++++ Extracted material

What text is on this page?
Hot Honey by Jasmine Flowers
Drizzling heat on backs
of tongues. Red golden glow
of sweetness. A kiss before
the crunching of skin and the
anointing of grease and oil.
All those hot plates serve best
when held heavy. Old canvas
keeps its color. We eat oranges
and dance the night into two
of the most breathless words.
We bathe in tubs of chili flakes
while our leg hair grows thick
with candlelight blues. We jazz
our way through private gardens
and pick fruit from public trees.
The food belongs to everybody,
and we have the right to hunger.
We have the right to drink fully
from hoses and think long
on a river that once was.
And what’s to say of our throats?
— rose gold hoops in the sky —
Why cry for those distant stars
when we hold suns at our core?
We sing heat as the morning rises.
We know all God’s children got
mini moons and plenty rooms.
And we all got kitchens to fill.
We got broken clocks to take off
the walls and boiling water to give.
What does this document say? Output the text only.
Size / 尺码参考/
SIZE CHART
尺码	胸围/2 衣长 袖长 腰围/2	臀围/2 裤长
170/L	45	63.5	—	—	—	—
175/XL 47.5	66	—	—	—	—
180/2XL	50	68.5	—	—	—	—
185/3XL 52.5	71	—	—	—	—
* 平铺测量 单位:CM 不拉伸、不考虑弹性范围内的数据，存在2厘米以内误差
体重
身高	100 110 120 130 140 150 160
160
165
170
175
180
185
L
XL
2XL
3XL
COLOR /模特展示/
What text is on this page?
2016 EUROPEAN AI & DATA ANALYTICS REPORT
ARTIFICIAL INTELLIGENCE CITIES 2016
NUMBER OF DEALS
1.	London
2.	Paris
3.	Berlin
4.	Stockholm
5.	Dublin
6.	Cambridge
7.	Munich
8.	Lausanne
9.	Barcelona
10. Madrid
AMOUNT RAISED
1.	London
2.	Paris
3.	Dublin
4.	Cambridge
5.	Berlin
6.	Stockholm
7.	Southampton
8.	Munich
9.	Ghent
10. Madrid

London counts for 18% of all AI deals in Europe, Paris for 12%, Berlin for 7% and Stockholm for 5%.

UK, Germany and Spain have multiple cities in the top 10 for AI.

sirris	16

++++++++

*Short exercise*
Which lines in the records above contain the string "when"? Copy each one.

*Full output*
when held heavy. Old canvas
when we hold suns at our core?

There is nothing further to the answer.